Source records
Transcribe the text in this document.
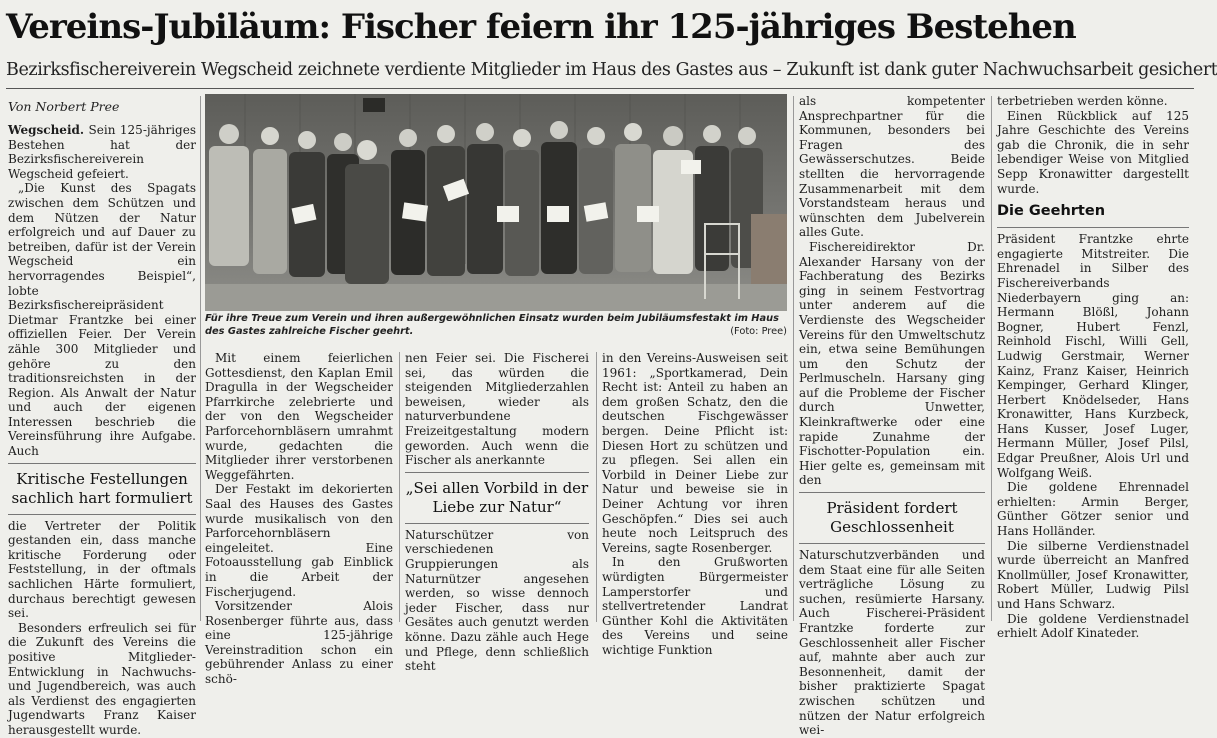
Vereins-Jubiläum: Fischer feiern ihr 125-jähriges Bestehen
Bezirksfischereiverein Wegscheid zeichnete verdiente Mitglieder im Haus des Gastes aus – Zukunft ist dank guter Nachwuchsarbeit gesichert
Von Norbert Pree

Wegscheid. Sein 125-jähriges Bestehen hat der Bezirksfischereiverein Wegscheid gefeiert.

„Die Kunst des Spagats zwischen dem Schützen und dem Nützen der Natur erfolgreich und auf Dauer zu betreiben, dafür ist der Verein Wegscheid ein hervorragendes Beispiel“, lobte Bezirksfischereipräsident Dietmar Frantzke bei einer offiziellen Feier. Der Verein zähle 300 Mitglieder und gehöre zu den traditionsreichsten in der Region. Als Anwalt der Natur und auch der eigenen Interessen beschrieb die Vereinsführung ihre Aufgabe. Auch

Kritische Festellungen sachlich hart formuliert

die Vertreter der Politik gestanden ein, dass manche kritische Forderung oder Feststellung, in der oftmals sachlichen Härte formuliert, durchaus berechtigt gewesen sei.

Besonders erfreulich sei für die Zukunft des Vereins die positive Mitglieder-Entwicklung in Nachwuchs- und Jugendbereich, was auch als Verdienst des engagierten Jugendwarts Franz Kaiser herausgestellt wurde.

Für ihre Treue zum Verein und ihren außergewöhnlichen Einsatz wurden beim Jubiläumsfestakt im Haus des Gastes zahlreiche Fischer geehrt.	(Foto: Pree)

Mit einem feierlichen Gottesdienst, den Kaplan Emil Dragulla in der Wegscheider Pfarrkirche zelebrierte und der von den Wegscheider Parforcehornbläsern umrahmt wurde, gedachten die Mitglieder ihrer verstorbenen Weggefährten.

Der Festakt im dekorierten Saal des Hauses des Gastes wurde musikalisch von den Parforcehornbläsern eingeleitet. Eine Fotoausstellung gab Einblick in die Arbeit der Fischerjugend.

Vorsitzender Alois Rosenberger führte aus, dass eine 125-jährige Vereinstradition schon ein gebührender Anlass zu einer schö-

nen Feier sei. Die Fischerei sei, das würden die steigenden Mitgliederzahlen beweisen, wieder als naturverbundene Freizeitgestaltung modern geworden. Auch wenn die Fischer als anerkannte

„Sei allen Vorbild in der Liebe zur Natur“

Naturschützer von verschiedenen Gruppierungen als Naturnützer angesehen werden, so wisse dennoch jeder Fischer, dass nur Gesätes auch genutzt werden könne. Dazu zähle auch Hege und Pflege, denn schließlich steht

in den Vereins-Ausweisen seit 1961: „Sportkamerad, Dein Recht ist: Anteil zu haben an dem großen Schatz, den die deutschen Fischgewässer bergen. Deine Pflicht ist: Diesen Hort zu schützen und zu pflegen. Sei allen ein Vorbild in Deiner Liebe zur Natur und beweise sie in Deiner Achtung vor ihren Geschöpfen.“ Dies sei auch heute noch Leitspruch des Vereins, sagte Rosenberger.

In den Grußworten würdigten Bürgermeister Lamperstorfer und stellvertretender Landrat Günther Kohl die Aktivitäten des Vereins und seine wichtige Funktion

als kompetenter Ansprechpartner für die Kommunen, besonders bei Fragen des Gewässerschutzes. Beide stellten die hervorragende Zusammenarbeit mit dem Vorstandsteam heraus und wünschten dem Jubelverein alles Gute.

Fischereidirektor Dr. Alexander Harsany von der Fachberatung des Bezirks ging in seinem Festvortrag unter anderem auf die Verdienste des Wegscheider Vereins für den Umweltschutz ein, etwa seine Bemühungen um den Schutz der Perlmuscheln. Harsany ging auf die Probleme der Fischer durch Unwetter, Kleinkraftwerke oder eine rapide Zunahme der Fischotter-Population ein. Hier gelte es, gemeinsam mit den

Präsident fordert Geschlossenheit

Naturschutzverbänden und dem Staat eine für alle Seiten verträgliche Lösung zu suchen, resümierte Harsany. Auch Fischerei-Präsident Frantzke forderte zur Geschlossenheit aller Fischer auf, mahnte aber auch zur Besonnenheit, damit der bisher praktizierte Spagat zwischen schützen und nützen der Natur erfolgreich wei-

terbetrieben werden könne.

Einen Rückblick auf 125 Jahre Geschichte des Vereins gab die Chronik, die in sehr lebendiger Weise von Mitglied Sepp Kronawitter dargestellt wurde.

Die Geehrten

Präsident Frantzke ehrte engagierte Mitstreiter. Die Ehrenadel in Silber des Fischereiverbands Niederbayern ging an: Hermann Blößl, Johann Bogner, Hubert Fenzl, Reinhold Fischl, Willi Gell, Ludwig Gerstmair, Werner Kainz, Franz Kaiser, Heinrich Kempinger, Gerhard Klinger, Herbert Knödelseder, Hans Kronawitter, Hans Kurzbeck, Hans Kusser, Josef Luger, Hermann Müller, Josef Pilsl, Edgar Preußner, Alois Url und Wolfgang Weiß.

Die goldene Ehrennadel erhielten: Armin Berger, Günther Götzer senior und Hans Holländer.

Die silberne Verdienstnadel wurde überreicht an Manfred Knollmüller, Josef Kronawitter, Robert Müller, Ludwig Pilsl und Hans Schwarz.

Die goldene Verdienstnadel erhielt Adolf Kinateder.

WORK TO DO:
All of the entries above should be copied exactly, except for the pictures.

ANSWER:
Transcribe the text in this document.
Vereins-Jubiläum: Fischer feiern ihr 125-jähriges Bestehen
Bezirksfischereiverein Wegscheid zeichnete verdiente Mitglieder im Haus des Gastes aus – Zukunft ist dank guter Nachwuchsarbeit gesichert
Von Norbert Pree

Wegscheid. Sein 125-jähriges Bestehen hat der Bezirksfischereiverein Wegscheid gefeiert.

„Die Kunst des Spagats zwischen dem Schützen und dem Nützen der Natur erfolgreich und auf Dauer zu betreiben, dafür ist der Verein Wegscheid ein hervorragendes Beispiel“, lobte Bezirksfischereipräsident Dietmar Frantzke bei einer offiziellen Feier. Der Verein zähle 300 Mitglieder und gehöre zu den traditionsreichsten in der Region. Als Anwalt der Natur und auch der eigenen Interessen beschrieb die Vereinsführung ihre Aufgabe. Auch

Kritische Festellungen sachlich hart formuliert

die Vertreter der Politik gestanden ein, dass manche kritische Forderung oder Feststellung, in der oftmals sachlichen Härte formuliert, durchaus berechtigt gewesen sei.

Besonders erfreulich sei für die Zukunft des Vereins die positive Mitglieder-Entwicklung in Nachwuchs- und Jugendbereich, was auch als Verdienst des engagierten Jugendwarts Franz Kaiser herausgestellt wurde.

Für ihre Treue zum Verein und ihren außergewöhnlichen Einsatz wurden beim Jubiläumsfestakt im Haus des Gastes zahlreiche Fischer geehrt.	(Foto: Pree)

Mit einem feierlichen Gottesdienst, den Kaplan Emil Dragulla in der Wegscheider Pfarrkirche zelebrierte und der von den Wegscheider Parforcehornbläsern umrahmt wurde, gedachten die Mitglieder ihrer verstorbenen Weggefährten.

Der Festakt im dekorierten Saal des Hauses des Gastes wurde musikalisch von den Parforcehornbläsern eingeleitet. Eine Fotoausstellung gab Einblick in die Arbeit der Fischerjugend.

Vorsitzender Alois Rosenberger führte aus, dass eine 125-jährige Vereinstradition schon ein gebührender Anlass zu einer schö-

nen Feier sei. Die Fischerei sei, das würden die steigenden Mitgliederzahlen beweisen, wieder als naturverbundene Freizeitgestaltung modern geworden. Auch wenn die Fischer als anerkannte

„Sei allen Vorbild in der Liebe zur Natur“

Naturschützer von verschiedenen Gruppierungen als Naturnützer angesehen werden, so wisse dennoch jeder Fischer, dass nur Gesätes auch genutzt werden könne. Dazu zähle auch Hege und Pflege, denn schließlich steht

in den Vereins-Ausweisen seit 1961: „Sportkamerad, Dein Recht ist: Anteil zu haben an dem großen Schatz, den die deutschen Fischgewässer bergen. Deine Pflicht ist: Diesen Hort zu schützen und zu pflegen. Sei allen ein Vorbild in Deiner Liebe zur Natur und beweise sie in Deiner Achtung vor ihren Geschöpfen.“ Dies sei auch heute noch Leitspruch des Vereins, sagte Rosenberger.

In den Grußworten würdigten Bürgermeister Lamperstorfer und stellvertretender Landrat Günther Kohl die Aktivitäten des Vereins und seine wichtige Funktion

als kompetenter Ansprechpartner für die Kommunen, besonders bei Fragen des Gewässerschutzes. Beide stellten die hervorragende Zusammenarbeit mit dem Vorstandsteam heraus und wünschten dem Jubelverein alles Gute.

Fischereidirektor Dr. Alexander Harsany von der Fachberatung des Bezirks ging in seinem Festvortrag unter anderem auf die Verdienste des Wegscheider Vereins für den Umweltschutz ein, etwa seine Bemühungen um den Schutz der Perlmuscheln. Harsany ging auf die Probleme der Fischer durch Unwetter, Kleinkraftwerke oder eine rapide Zunahme der Fischotter-Population ein. Hier gelte es, gemeinsam mit den

Präsident fordert Geschlossenheit

Naturschutzverbänden und dem Staat eine für alle Seiten verträgliche Lösung zu suchen, resümierte Harsany. Auch Fischerei-Präsident Frantzke forderte zur Geschlossenheit aller Fischer auf, mahnte aber auch zur Besonnenheit, damit der bisher praktizierte Spagat zwischen schützen und nützen der Natur erfolgreich wei-

terbetrieben werden könne.

Einen Rückblick auf 125 Jahre Geschichte des Vereins gab die Chronik, die in sehr lebendiger Weise von Mitglied Sepp Kronawitter dargestellt wurde.

Die Geehrten

Präsident Frantzke ehrte engagierte Mitstreiter. Die Ehrenadel in Silber des Fischereiverbands Niederbayern ging an: Hermann Blößl, Johann Bogner, Hubert Fenzl, Reinhold Fischl, Willi Gell, Ludwig Gerstmair, Werner Kainz, Franz Kaiser, Heinrich Kempinger, Gerhard Klinger, Herbert Knödelseder, Hans Kronawitter, Hans Kurzbeck, Hans Kusser, Josef Luger, Hermann Müller, Josef Pilsl, Edgar Preußner, Alois Url und Wolfgang Weiß.

Die goldene Ehrennadel erhielten: Armin Berger, Günther Götzer senior und Hans Holländer.

Die silberne Verdienstnadel wurde überreicht an Manfred Knollmüller, Josef Kronawitter, Robert Müller, Ludwig Pilsl und Hans Schwarz.

Die goldene Verdienstnadel erhielt Adolf Kinateder.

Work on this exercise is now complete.